Requirements: Copy the data below exactly, omitting any picture it contains.

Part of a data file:
# # # #

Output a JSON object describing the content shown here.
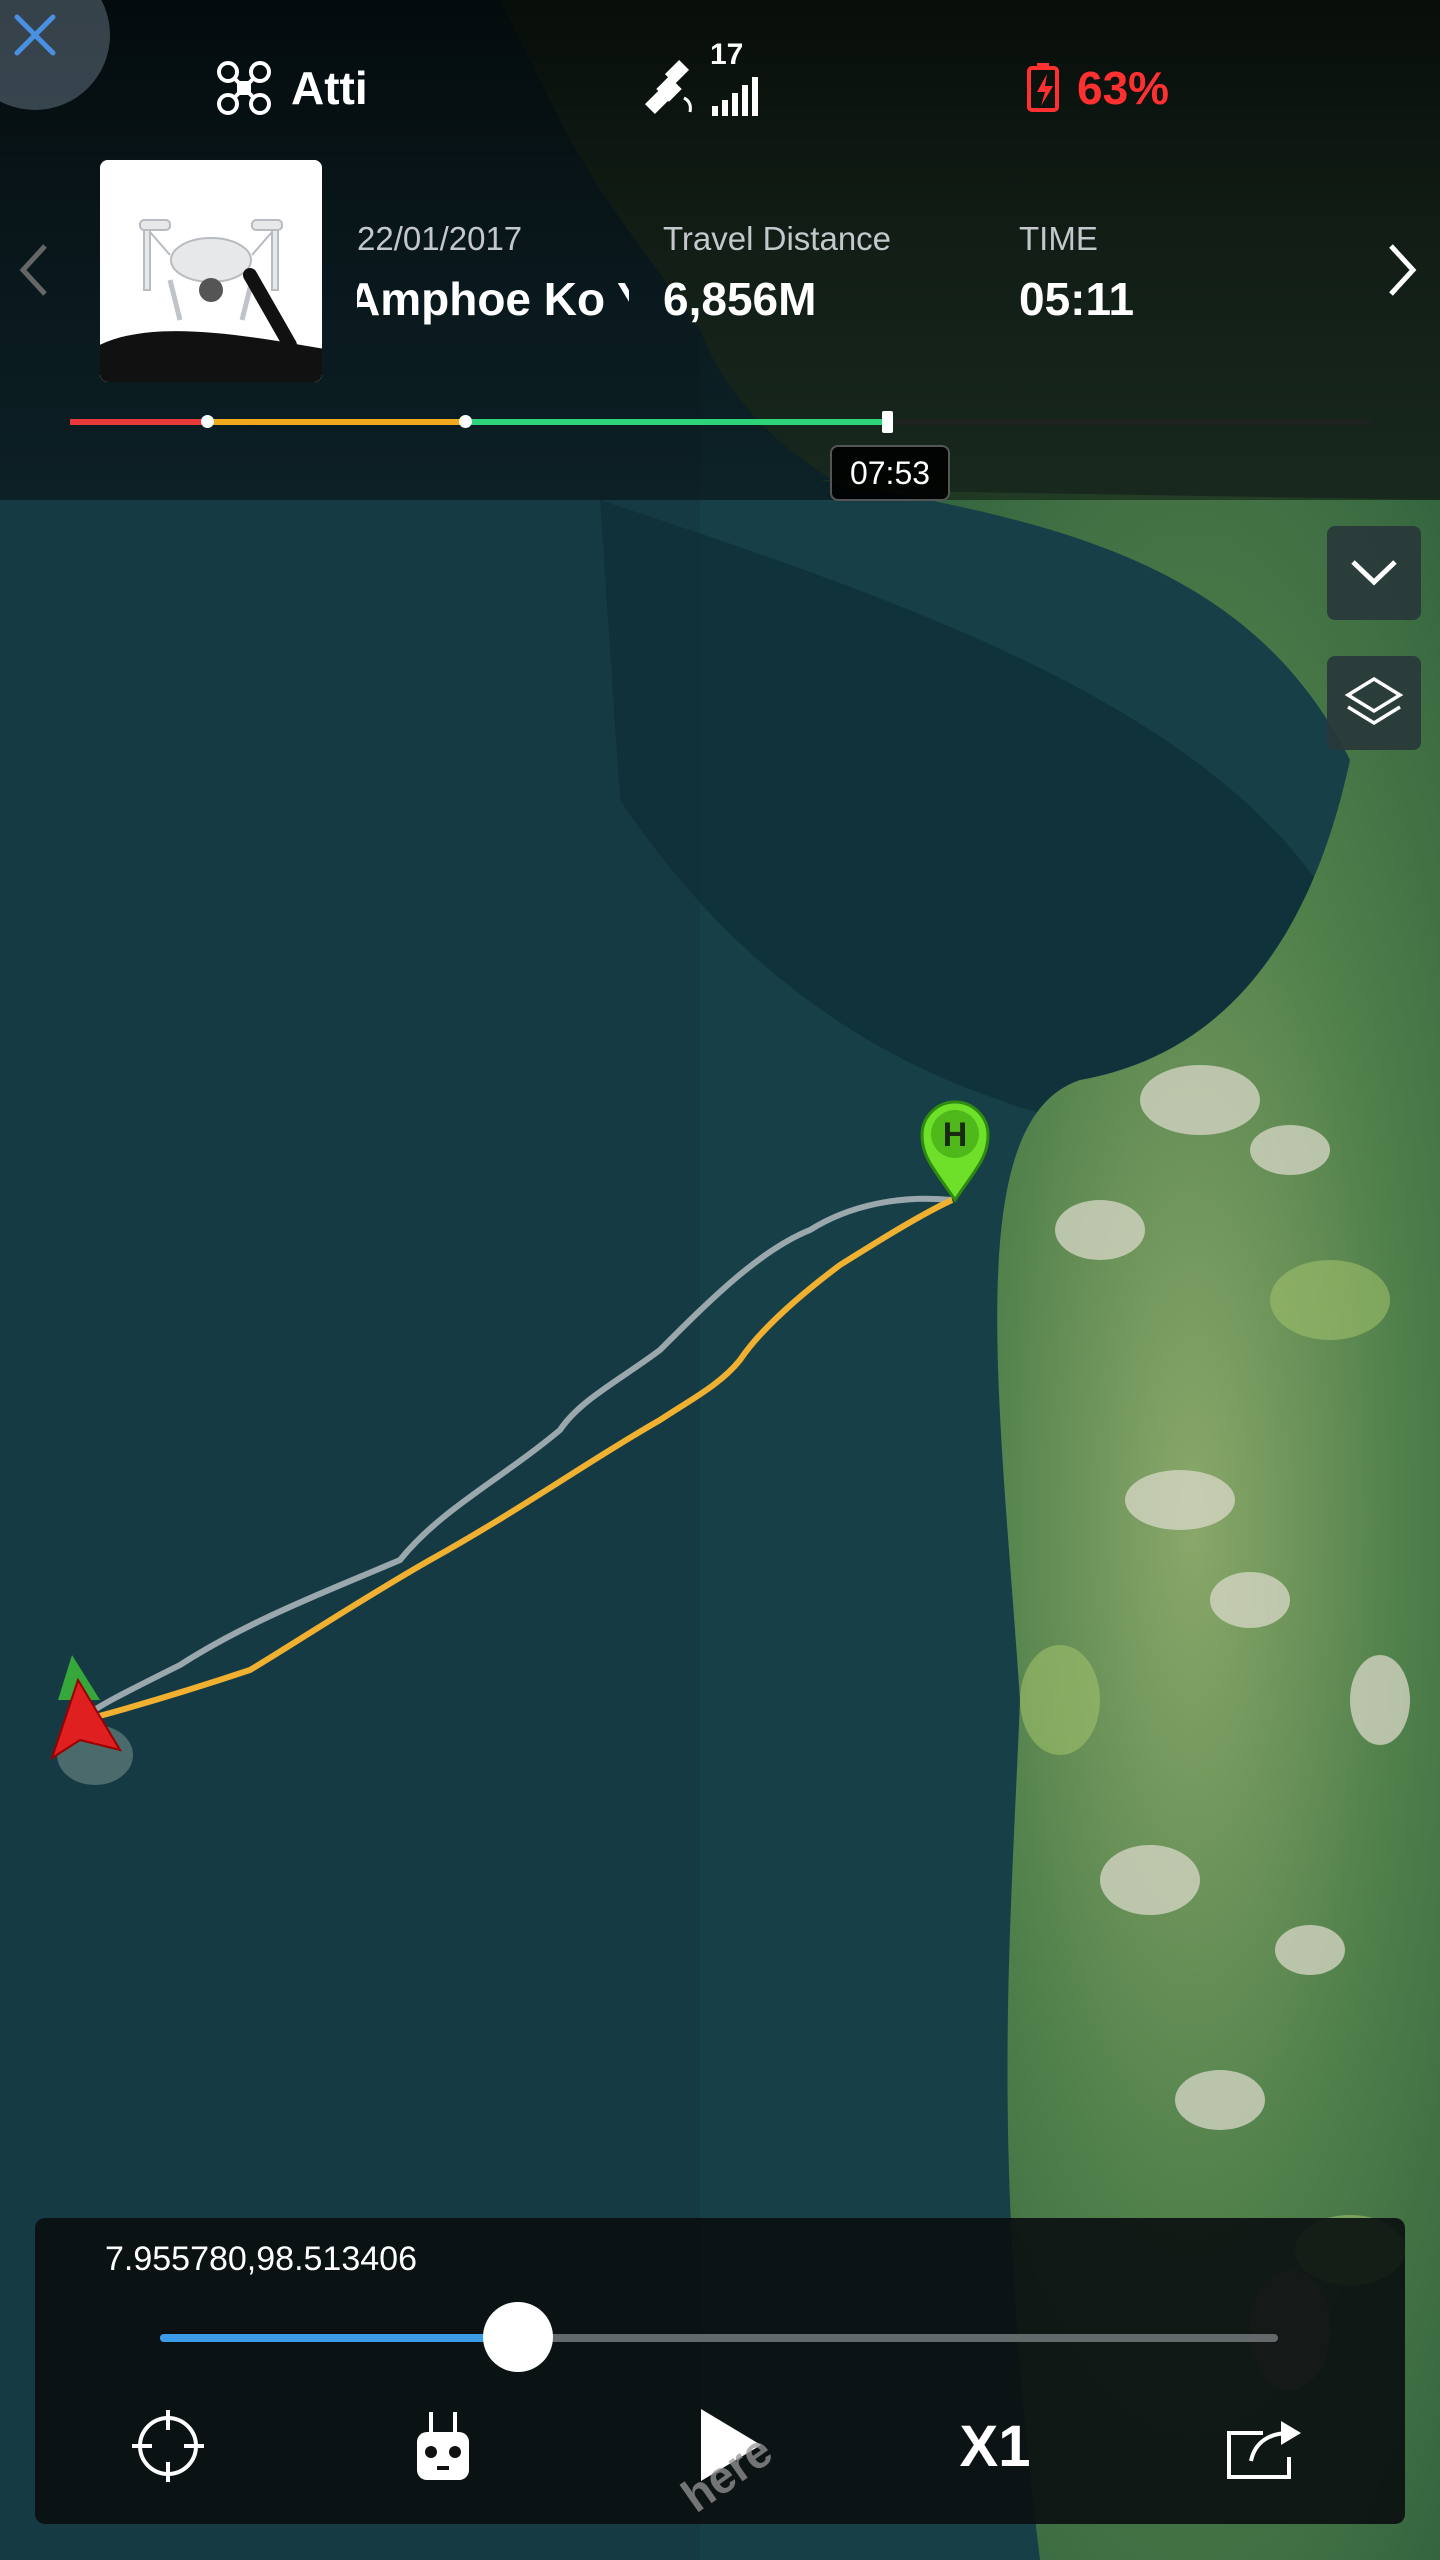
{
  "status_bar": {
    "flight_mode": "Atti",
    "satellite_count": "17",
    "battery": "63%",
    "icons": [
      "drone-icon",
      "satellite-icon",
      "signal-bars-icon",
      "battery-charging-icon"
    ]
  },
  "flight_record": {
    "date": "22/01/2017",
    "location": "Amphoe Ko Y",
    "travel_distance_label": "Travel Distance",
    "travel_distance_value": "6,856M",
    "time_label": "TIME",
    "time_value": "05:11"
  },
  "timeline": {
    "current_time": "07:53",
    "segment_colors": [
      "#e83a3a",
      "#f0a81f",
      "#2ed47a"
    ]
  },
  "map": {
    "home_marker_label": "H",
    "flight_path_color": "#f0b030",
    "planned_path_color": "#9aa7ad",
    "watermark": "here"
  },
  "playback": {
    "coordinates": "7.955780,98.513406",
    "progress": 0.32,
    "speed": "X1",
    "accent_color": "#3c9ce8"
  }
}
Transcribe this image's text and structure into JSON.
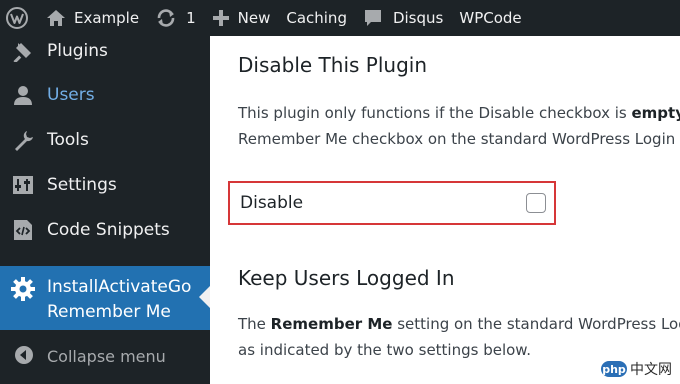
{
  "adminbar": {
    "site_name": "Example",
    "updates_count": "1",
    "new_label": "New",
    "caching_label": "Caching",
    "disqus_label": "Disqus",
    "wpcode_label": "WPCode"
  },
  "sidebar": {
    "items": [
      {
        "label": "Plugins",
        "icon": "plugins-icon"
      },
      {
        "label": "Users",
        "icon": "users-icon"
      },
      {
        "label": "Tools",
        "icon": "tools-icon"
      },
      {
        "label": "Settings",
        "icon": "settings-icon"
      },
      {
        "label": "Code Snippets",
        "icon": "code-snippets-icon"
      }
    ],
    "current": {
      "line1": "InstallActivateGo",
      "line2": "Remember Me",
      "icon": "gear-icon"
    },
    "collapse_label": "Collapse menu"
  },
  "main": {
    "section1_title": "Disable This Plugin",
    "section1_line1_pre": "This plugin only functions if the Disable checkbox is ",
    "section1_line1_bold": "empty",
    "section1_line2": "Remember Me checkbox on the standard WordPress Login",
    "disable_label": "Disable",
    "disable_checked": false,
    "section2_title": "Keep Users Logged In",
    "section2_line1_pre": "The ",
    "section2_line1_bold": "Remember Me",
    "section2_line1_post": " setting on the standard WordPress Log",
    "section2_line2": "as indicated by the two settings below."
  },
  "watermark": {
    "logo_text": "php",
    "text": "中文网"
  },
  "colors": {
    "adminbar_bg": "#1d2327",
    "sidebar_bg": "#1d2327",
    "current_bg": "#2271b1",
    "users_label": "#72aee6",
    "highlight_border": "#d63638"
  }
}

# # # #

Full solution:
Output a JSON object describing the content shown here.
{
  "status_bar": {
    "flight_mode": "Atti",
    "satellite_count": "17",
    "battery": "63%",
    "icons": [
      "drone-icon",
      "satellite-icon",
      "signal-bars-icon",
      "battery-charging-icon"
    ]
  },
  "flight_record": {
    "date": "22/01/2017",
    "location": "Amphoe Ko Y",
    "travel_distance_label": "Travel Distance",
    "travel_distance_value": "6,856M",
    "time_label": "TIME",
    "time_value": "05:11"
  },
  "timeline": {
    "current_time": "07:53",
    "segment_colors": [
      "#e83a3a",
      "#f0a81f",
      "#2ed47a"
    ]
  },
  "map": {
    "home_marker_label": "H",
    "flight_path_color": "#f0b030",
    "planned_path_color": "#9aa7ad",
    "watermark": "here"
  },
  "playback": {
    "coordinates": "7.955780,98.513406",
    "progress": 0.32,
    "speed": "X1",
    "accent_color": "#3c9ce8"
  }
}
Transcribe this image's text and structure into JSON.
{
  "adminbar": {
    "site_name": "Example",
    "updates_count": "1",
    "new_label": "New",
    "caching_label": "Caching",
    "disqus_label": "Disqus",
    "wpcode_label": "WPCode"
  },
  "sidebar": {
    "items": [
      {
        "label": "Plugins",
        "icon": "plugins-icon"
      },
      {
        "label": "Users",
        "icon": "users-icon"
      },
      {
        "label": "Tools",
        "icon": "tools-icon"
      },
      {
        "label": "Settings",
        "icon": "settings-icon"
      },
      {
        "label": "Code Snippets",
        "icon": "code-snippets-icon"
      }
    ],
    "current": {
      "line1": "InstallActivateGo",
      "line2": "Remember Me",
      "icon": "gear-icon"
    },
    "collapse_label": "Collapse menu"
  },
  "main": {
    "section1_title": "Disable This Plugin",
    "section1_line1_pre": "This plugin only functions if the Disable checkbox is ",
    "section1_line1_bold": "empty",
    "section1_line2": "Remember Me checkbox on the standard WordPress Login",
    "disable_label": "Disable",
    "disable_checked": false,
    "section2_title": "Keep Users Logged In",
    "section2_line1_pre": "The ",
    "section2_line1_bold": "Remember Me",
    "section2_line1_post": " setting on the standard WordPress Log",
    "section2_line2": "as indicated by the two settings below."
  },
  "watermark": {
    "logo_text": "php",
    "text": "中文网"
  },
  "colors": {
    "adminbar_bg": "#1d2327",
    "sidebar_bg": "#1d2327",
    "current_bg": "#2271b1",
    "users_label": "#72aee6",
    "highlight_border": "#d63638"
  }
}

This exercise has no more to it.